» **Problem statement**: Write every record out again exactly, and keep images out of it.

--- start Extracted entries ---

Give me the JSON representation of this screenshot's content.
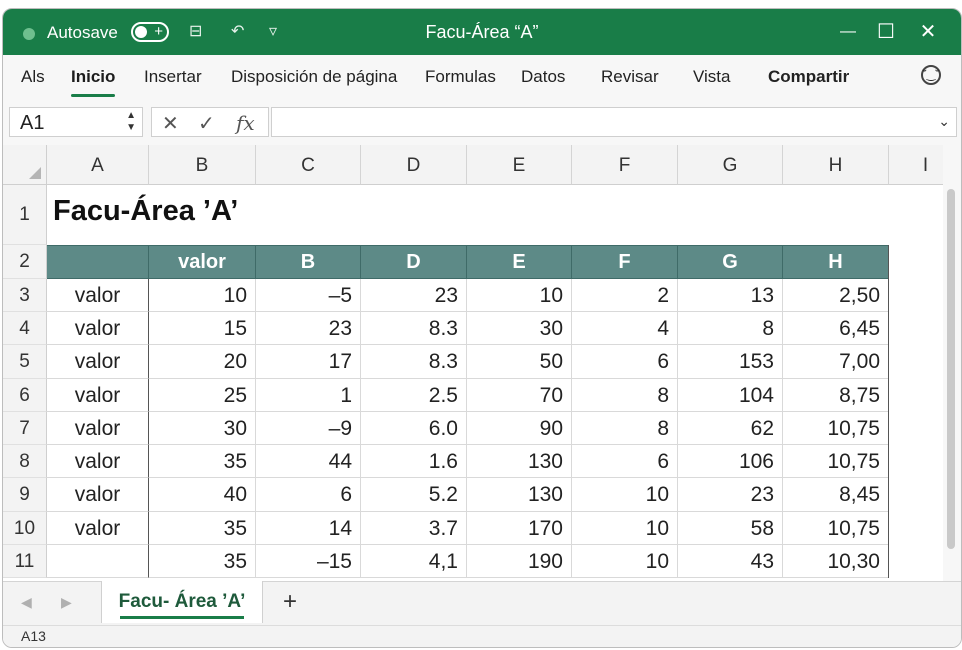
{
  "titlebar": {
    "autosave_label": "Autosave",
    "toggle_plus": "+",
    "title": "Facu-Área “A”",
    "save_icon": "⊟",
    "undo_icon": "↶",
    "more_icon": "▿",
    "minimize": "—",
    "maximize": "☐",
    "close": "✕"
  },
  "ribbon": {
    "tabs": [
      "Als",
      "Inicio",
      "Insertar",
      "Disposición de página",
      "Formulas",
      "Datos",
      "Revisar",
      "Vista",
      "Compartir"
    ],
    "active_tab": "Inicio",
    "feedback_icon": "smiley-icon"
  },
  "formula_bar": {
    "name_box": "A1",
    "cancel": "✕",
    "enter": "✓",
    "fx": "fx",
    "formula": ""
  },
  "grid": {
    "columns": [
      "A",
      "B",
      "C",
      "D",
      "E",
      "F",
      "G",
      "H",
      "I"
    ],
    "rows": [
      "1",
      "2",
      "3",
      "4",
      "5",
      "6",
      "7",
      "8",
      "9",
      "10",
      "11"
    ],
    "title": "Facu-Área ’A’",
    "header_row": [
      "",
      "valor",
      "B",
      "D",
      "E",
      "F",
      "G",
      "H"
    ],
    "data": [
      [
        "valor",
        "10",
        "–5",
        "23",
        "10",
        "2",
        "13",
        "2,50"
      ],
      [
        "valor",
        "15",
        "23",
        "8.3",
        "30",
        "4",
        "8",
        "6,45"
      ],
      [
        "valor",
        "20",
        "17",
        "8.3",
        "50",
        "6",
        "153",
        "7,00"
      ],
      [
        "valor",
        "25",
        "1",
        "2.5",
        "70",
        "8",
        "104",
        "8,75"
      ],
      [
        "valor",
        "30",
        "–9",
        "6.0",
        "90",
        "8",
        "62",
        "10,75"
      ],
      [
        "valor",
        "35",
        "44",
        "1.6",
        "130",
        "6",
        "106",
        "10,75"
      ],
      [
        "valor",
        "40",
        "6",
        "5.2",
        "130",
        "10",
        "23",
        "8,45"
      ],
      [
        "valor",
        "35",
        "14",
        "3.7",
        "170",
        "10",
        "58",
        "10,75"
      ],
      [
        "",
        "35",
        "–15",
        "4,1",
        "190",
        "10",
        "43",
        "10,30"
      ]
    ],
    "header_color": "#5d8a87"
  },
  "sheets": {
    "tabs": [
      "Facu- Área ’A’"
    ],
    "add": "+"
  },
  "status": {
    "cell": "A13"
  },
  "colors": {
    "brand": "#197d48"
  }
}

--- end Extracted entries ---

» **Exercise response**:
Give me the JSON representation of this screenshot's content.
{
  "titlebar": {
    "autosave_label": "Autosave",
    "toggle_plus": "+",
    "title": "Facu-Área “A”",
    "save_icon": "⊟",
    "undo_icon": "↶",
    "more_icon": "▿",
    "minimize": "—",
    "maximize": "☐",
    "close": "✕"
  },
  "ribbon": {
    "tabs": [
      "Als",
      "Inicio",
      "Insertar",
      "Disposición de página",
      "Formulas",
      "Datos",
      "Revisar",
      "Vista",
      "Compartir"
    ],
    "active_tab": "Inicio",
    "feedback_icon": "smiley-icon"
  },
  "formula_bar": {
    "name_box": "A1",
    "cancel": "✕",
    "enter": "✓",
    "fx": "fx",
    "formula": ""
  },
  "grid": {
    "columns": [
      "A",
      "B",
      "C",
      "D",
      "E",
      "F",
      "G",
      "H",
      "I"
    ],
    "rows": [
      "1",
      "2",
      "3",
      "4",
      "5",
      "6",
      "7",
      "8",
      "9",
      "10",
      "11"
    ],
    "title": "Facu-Área ’A’",
    "header_row": [
      "",
      "valor",
      "B",
      "D",
      "E",
      "F",
      "G",
      "H"
    ],
    "data": [
      [
        "valor",
        "10",
        "–5",
        "23",
        "10",
        "2",
        "13",
        "2,50"
      ],
      [
        "valor",
        "15",
        "23",
        "8.3",
        "30",
        "4",
        "8",
        "6,45"
      ],
      [
        "valor",
        "20",
        "17",
        "8.3",
        "50",
        "6",
        "153",
        "7,00"
      ],
      [
        "valor",
        "25",
        "1",
        "2.5",
        "70",
        "8",
        "104",
        "8,75"
      ],
      [
        "valor",
        "30",
        "–9",
        "6.0",
        "90",
        "8",
        "62",
        "10,75"
      ],
      [
        "valor",
        "35",
        "44",
        "1.6",
        "130",
        "6",
        "106",
        "10,75"
      ],
      [
        "valor",
        "40",
        "6",
        "5.2",
        "130",
        "10",
        "23",
        "8,45"
      ],
      [
        "valor",
        "35",
        "14",
        "3.7",
        "170",
        "10",
        "58",
        "10,75"
      ],
      [
        "",
        "35",
        "–15",
        "4,1",
        "190",
        "10",
        "43",
        "10,30"
      ]
    ],
    "header_color": "#5d8a87"
  },
  "sheets": {
    "tabs": [
      "Facu- Área ’A’"
    ],
    "add": "+"
  },
  "status": {
    "cell": "A13"
  },
  "colors": {
    "brand": "#197d48"
  }
}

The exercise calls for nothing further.